→ **Description of the task**
Copy out the data exactly, leaving the pictures behind.

____

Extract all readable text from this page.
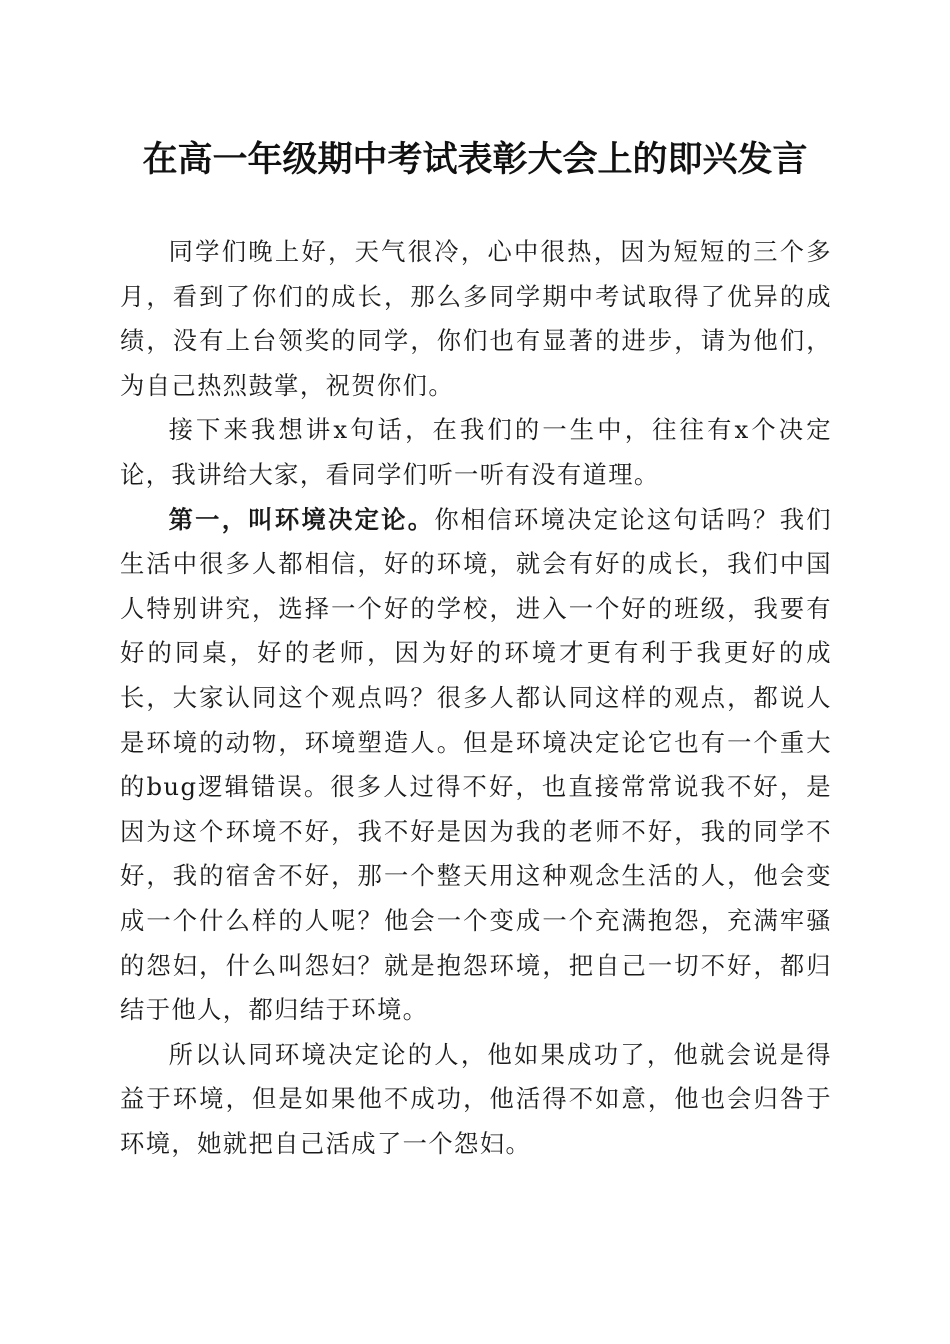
在高一年级期中考试表彰大会上的即兴发言

同学们晚上好，天气很冷，心中很热，因为短短的三个多月，看到了你们的成长，那么多同学期中考试取得了优异的成绩，没有上台领奖的同学，你们也有显著的进步，请为他们，为自己热烈鼓掌，祝贺你们。

接下来我想讲x句话，在我们的一生中，往往有x个决定论，我讲给大家，看同学们听一听有没有道理。

第一，叫环境决定论。你相信环境决定论这句话吗？我们生活中很多人都相信，好的环境，就会有好的成长，我们中国人特别讲究，选择一个好的学校，进入一个好的班级，我要有好的同桌，好的老师，因为好的环境才更有利于我更好的成长，大家认同这个观点吗？很多人都认同这样的观点，都说人是环境的动物，环境塑造人。但是环境决定论它也有一个重大的bug逻辑错误。很多人过得不好，也直接常常说我不好，是因为这个环境不好，我不好是因为我的老师不好，我的同学不好，我的宿舍不好，那一个整天用这种观念生活的人，他会变成一个什么样的人呢？他会一个变成一个充满抱怨，充满牢骚的怨妇，什么叫怨妇？就是抱怨环境，把自己一切不好，都归结于他人，都归结于环境。

所以认同环境决定论的人，他如果成功了，他就会说是得益于环境，但是如果他不成功，他活得不如意，他也会归咎于环境，她就把自己活成了一个怨妇。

____

→ **Task response**
Extract all readable text from this page.
在高一年级期中考试表彰大会上的即兴发言

同学们晚上好，天气很冷，心中很热，因为短短的三个多月，看到了你们的成长，那么多同学期中考试取得了优异的成绩，没有上台领奖的同学，你们也有显著的进步，请为他们，为自己热烈鼓掌，祝贺你们。

接下来我想讲x句话，在我们的一生中，往往有x个决定论，我讲给大家，看同学们听一听有没有道理。

第一，叫环境决定论。你相信环境决定论这句话吗？我们生活中很多人都相信，好的环境，就会有好的成长，我们中国人特别讲究，选择一个好的学校，进入一个好的班级，我要有好的同桌，好的老师，因为好的环境才更有利于我更好的成长，大家认同这个观点吗？很多人都认同这样的观点，都说人是环境的动物，环境塑造人。但是环境决定论它也有一个重大的bug逻辑错误。很多人过得不好，也直接常常说我不好，是因为这个环境不好，我不好是因为我的老师不好，我的同学不好，我的宿舍不好，那一个整天用这种观念生活的人，他会变成一个什么样的人呢？他会一个变成一个充满抱怨，充满牢骚的怨妇，什么叫怨妇？就是抱怨环境，把自己一切不好，都归结于他人，都归结于环境。

所以认同环境决定论的人，他如果成功了，他就会说是得益于环境，但是如果他不成功，他活得不如意，他也会归咎于环境，她就把自己活成了一个怨妇。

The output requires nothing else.